• _Input for this task_
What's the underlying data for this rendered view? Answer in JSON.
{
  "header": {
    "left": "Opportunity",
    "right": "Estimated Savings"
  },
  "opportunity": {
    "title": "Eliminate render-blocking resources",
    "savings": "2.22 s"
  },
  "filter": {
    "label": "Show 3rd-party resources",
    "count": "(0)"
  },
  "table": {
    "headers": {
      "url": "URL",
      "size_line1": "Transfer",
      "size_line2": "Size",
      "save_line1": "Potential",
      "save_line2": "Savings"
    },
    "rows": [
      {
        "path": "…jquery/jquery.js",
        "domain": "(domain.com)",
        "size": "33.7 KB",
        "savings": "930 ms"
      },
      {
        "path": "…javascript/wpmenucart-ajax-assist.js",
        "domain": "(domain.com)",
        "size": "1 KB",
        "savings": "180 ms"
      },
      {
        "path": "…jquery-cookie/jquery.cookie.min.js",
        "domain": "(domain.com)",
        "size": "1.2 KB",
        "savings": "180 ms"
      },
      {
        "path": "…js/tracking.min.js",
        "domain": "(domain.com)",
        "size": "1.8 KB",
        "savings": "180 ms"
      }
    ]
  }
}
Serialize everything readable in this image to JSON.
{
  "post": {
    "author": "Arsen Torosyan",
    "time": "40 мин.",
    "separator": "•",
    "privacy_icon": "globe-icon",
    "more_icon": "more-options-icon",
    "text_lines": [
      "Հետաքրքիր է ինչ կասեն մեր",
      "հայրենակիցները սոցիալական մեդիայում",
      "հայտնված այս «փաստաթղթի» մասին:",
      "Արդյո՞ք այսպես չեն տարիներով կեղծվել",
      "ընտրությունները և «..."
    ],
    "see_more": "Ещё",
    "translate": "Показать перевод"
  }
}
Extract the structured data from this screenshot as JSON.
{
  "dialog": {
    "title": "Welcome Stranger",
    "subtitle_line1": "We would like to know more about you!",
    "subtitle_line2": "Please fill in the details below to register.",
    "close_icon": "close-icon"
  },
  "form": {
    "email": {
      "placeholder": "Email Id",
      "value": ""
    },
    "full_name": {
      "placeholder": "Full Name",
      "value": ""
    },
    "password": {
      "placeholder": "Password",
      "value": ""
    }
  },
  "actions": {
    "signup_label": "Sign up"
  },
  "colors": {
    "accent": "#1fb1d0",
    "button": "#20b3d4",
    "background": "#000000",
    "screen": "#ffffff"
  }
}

• _What is required_
Write out every entry again, keeping each line exactly the same.

• _Task result_
What's the underlying data for this rendered view? Answer in JSON.
{
  "header": {
    "left": "Opportunity",
    "right": "Estimated Savings"
  },
  "opportunity": {
    "title": "Eliminate render-blocking resources",
    "savings": "2.22 s"
  },
  "filter": {
    "label": "Show 3rd-party resources",
    "count": "(0)"
  },
  "table": {
    "headers": {
      "url": "URL",
      "size_line1": "Transfer",
      "size_line2": "Size",
      "save_line1": "Potential",
      "save_line2": "Savings"
    },
    "rows": [
      {
        "path": "…jquery/jquery.js",
        "domain": "(domain.com)",
        "size": "33.7 KB",
        "savings": "930 ms"
      },
      {
        "path": "…javascript/wpmenucart-ajax-assist.js",
        "domain": "(domain.com)",
        "size": "1 KB",
        "savings": "180 ms"
      },
      {
        "path": "…jquery-cookie/jquery.cookie.min.js",
        "domain": "(domain.com)",
        "size": "1.2 KB",
        "savings": "180 ms"
      },
      {
        "path": "…js/tracking.min.js",
        "domain": "(domain.com)",
        "size": "1.8 KB",
        "savings": "180 ms"
      }
    ]
  }
}
Serialize everything readable in this image to JSON.
{
  "post": {
    "author": "Arsen Torosyan",
    "time": "40 мин.",
    "separator": "•",
    "privacy_icon": "globe-icon",
    "more_icon": "more-options-icon",
    "text_lines": [
      "Հետաքրքիր է ինչ կասեն մեր",
      "հայրենակիցները սոցիալական մեդիայում",
      "հայտնված այս «փաստաթղթի» մասին:",
      "Արդյո՞ք այսպես չեն տարիներով կեղծվել",
      "ընտրությունները և «..."
    ],
    "see_more": "Ещё",
    "translate": "Показать перевод"
  }
}
Extract the structured data from this screenshot as JSON.
{
  "dialog": {
    "title": "Welcome Stranger",
    "subtitle_line1": "We would like to know more about you!",
    "subtitle_line2": "Please fill in the details below to register.",
    "close_icon": "close-icon"
  },
  "form": {
    "email": {
      "placeholder": "Email Id",
      "value": ""
    },
    "full_name": {
      "placeholder": "Full Name",
      "value": ""
    },
    "password": {
      "placeholder": "Password",
      "value": ""
    }
  },
  "actions": {
    "signup_label": "Sign up"
  },
  "colors": {
    "accent": "#1fb1d0",
    "button": "#20b3d4",
    "background": "#000000",
    "screen": "#ffffff"
  }
}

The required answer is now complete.